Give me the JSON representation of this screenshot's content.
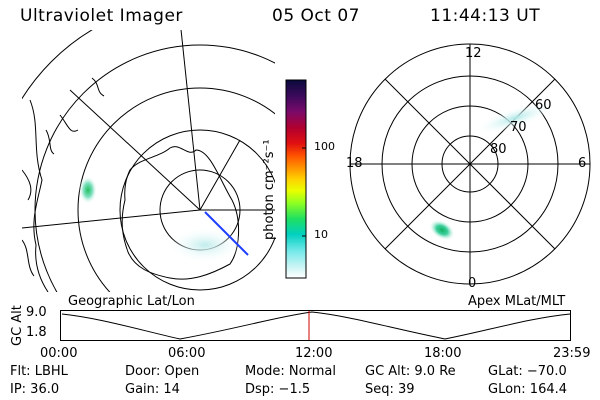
{
  "header": {
    "title": "Ultraviolet Imager",
    "date": "05 Oct 07",
    "time": "11:44:13 UT"
  },
  "left_map": {
    "caption": "Geographic Lat/Lon"
  },
  "colorbar": {
    "label": "photon cm⁻²s⁻¹",
    "ticks": [
      "100",
      "10"
    ],
    "colors": [
      "#0a0a3c",
      "#3a0a5a",
      "#7a0a6a",
      "#a00030",
      "#d00010",
      "#ff3000",
      "#ff7000",
      "#ffa000",
      "#ffe000",
      "#e0ff00",
      "#80ff20",
      "#20e060",
      "#00d0c0",
      "#60e8e8",
      "#c0f4f4",
      "#ffffff"
    ]
  },
  "right_map": {
    "caption": "Apex MLat/MLT",
    "lat_labels": [
      "60",
      "70",
      "80"
    ],
    "mlt_labels": {
      "top": "12",
      "left": "18",
      "right": "6",
      "bottom": "0"
    }
  },
  "altitude_plot": {
    "ylabel": "GC Alt",
    "y_ticks": [
      "9.0",
      "1.8"
    ],
    "x_ticks": [
      "00:00",
      "06:00",
      "12:00",
      "18:00",
      "23:59"
    ],
    "current_marker_color": "#d00000"
  },
  "info": {
    "flt": "Flt: LBHL",
    "door": "Door: Open",
    "mode": "Mode: Normal",
    "gc_alt": "GC Alt: 9.0 Re",
    "glat": "GLat: −70.0",
    "ip": "IP: 36.0",
    "gain": "Gain: 14",
    "dsp": "Dsp:   −1.5",
    "seq": "Seq: 39",
    "glon": "GLon: 164.4"
  }
}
_ _ _
_WHAT YOU SHOULD DO_: Reproduce all of the material exactly, apart from the pictures.

_SOLUTION TO THIS EXERCISE_:
Give me the JSON representation of this screenshot's content.
{
  "header": {
    "title": "Ultraviolet Imager",
    "date": "05 Oct 07",
    "time": "11:44:13 UT"
  },
  "left_map": {
    "caption": "Geographic Lat/Lon"
  },
  "colorbar": {
    "label": "photon cm⁻²s⁻¹",
    "ticks": [
      "100",
      "10"
    ],
    "colors": [
      "#0a0a3c",
      "#3a0a5a",
      "#7a0a6a",
      "#a00030",
      "#d00010",
      "#ff3000",
      "#ff7000",
      "#ffa000",
      "#ffe000",
      "#e0ff00",
      "#80ff20",
      "#20e060",
      "#00d0c0",
      "#60e8e8",
      "#c0f4f4",
      "#ffffff"
    ]
  },
  "right_map": {
    "caption": "Apex MLat/MLT",
    "lat_labels": [
      "60",
      "70",
      "80"
    ],
    "mlt_labels": {
      "top": "12",
      "left": "18",
      "right": "6",
      "bottom": "0"
    }
  },
  "altitude_plot": {
    "ylabel": "GC Alt",
    "y_ticks": [
      "9.0",
      "1.8"
    ],
    "x_ticks": [
      "00:00",
      "06:00",
      "12:00",
      "18:00",
      "23:59"
    ],
    "current_marker_color": "#d00000"
  },
  "info": {
    "flt": "Flt: LBHL",
    "door": "Door: Open",
    "mode": "Mode: Normal",
    "gc_alt": "GC Alt: 9.0 Re",
    "glat": "GLat: −70.0",
    "ip": "IP: 36.0",
    "gain": "Gain: 14",
    "dsp": "Dsp:   −1.5",
    "seq": "Seq: 39",
    "glon": "GLon: 164.4"
  }
}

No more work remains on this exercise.